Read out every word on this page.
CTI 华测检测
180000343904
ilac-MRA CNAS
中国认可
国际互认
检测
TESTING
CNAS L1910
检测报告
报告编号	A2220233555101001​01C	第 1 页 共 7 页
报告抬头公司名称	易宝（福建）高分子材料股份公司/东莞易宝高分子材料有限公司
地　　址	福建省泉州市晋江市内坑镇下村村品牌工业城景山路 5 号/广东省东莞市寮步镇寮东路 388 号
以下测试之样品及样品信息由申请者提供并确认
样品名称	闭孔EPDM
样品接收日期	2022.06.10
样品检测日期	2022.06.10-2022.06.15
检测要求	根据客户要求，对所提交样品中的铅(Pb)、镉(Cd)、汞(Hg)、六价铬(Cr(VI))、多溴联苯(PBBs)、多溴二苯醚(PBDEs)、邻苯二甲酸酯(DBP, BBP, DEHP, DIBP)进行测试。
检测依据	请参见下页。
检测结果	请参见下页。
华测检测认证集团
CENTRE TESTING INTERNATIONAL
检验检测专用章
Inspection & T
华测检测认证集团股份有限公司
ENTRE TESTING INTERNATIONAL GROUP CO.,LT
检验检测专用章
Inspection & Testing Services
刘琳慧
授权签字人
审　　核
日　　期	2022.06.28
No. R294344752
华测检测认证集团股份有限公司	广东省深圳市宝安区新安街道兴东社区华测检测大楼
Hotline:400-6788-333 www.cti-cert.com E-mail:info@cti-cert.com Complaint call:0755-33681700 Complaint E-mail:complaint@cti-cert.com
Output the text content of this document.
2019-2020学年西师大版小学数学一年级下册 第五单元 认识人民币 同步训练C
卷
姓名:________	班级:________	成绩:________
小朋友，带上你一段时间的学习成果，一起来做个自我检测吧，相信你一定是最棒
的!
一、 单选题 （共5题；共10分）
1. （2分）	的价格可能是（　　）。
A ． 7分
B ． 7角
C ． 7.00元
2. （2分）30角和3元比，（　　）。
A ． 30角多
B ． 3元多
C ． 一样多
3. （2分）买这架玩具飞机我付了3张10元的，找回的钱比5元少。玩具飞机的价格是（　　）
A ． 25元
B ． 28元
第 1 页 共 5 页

Given instruction =>
Above are the records. Copy every line in them holding "华测检测认证集团股份有限公司".

Complete response =>
华测检测认证集团股份有限公司
华测检测认证集团股份有限公司	广东省深圳市宝安区新安街道兴东社区华测检测大楼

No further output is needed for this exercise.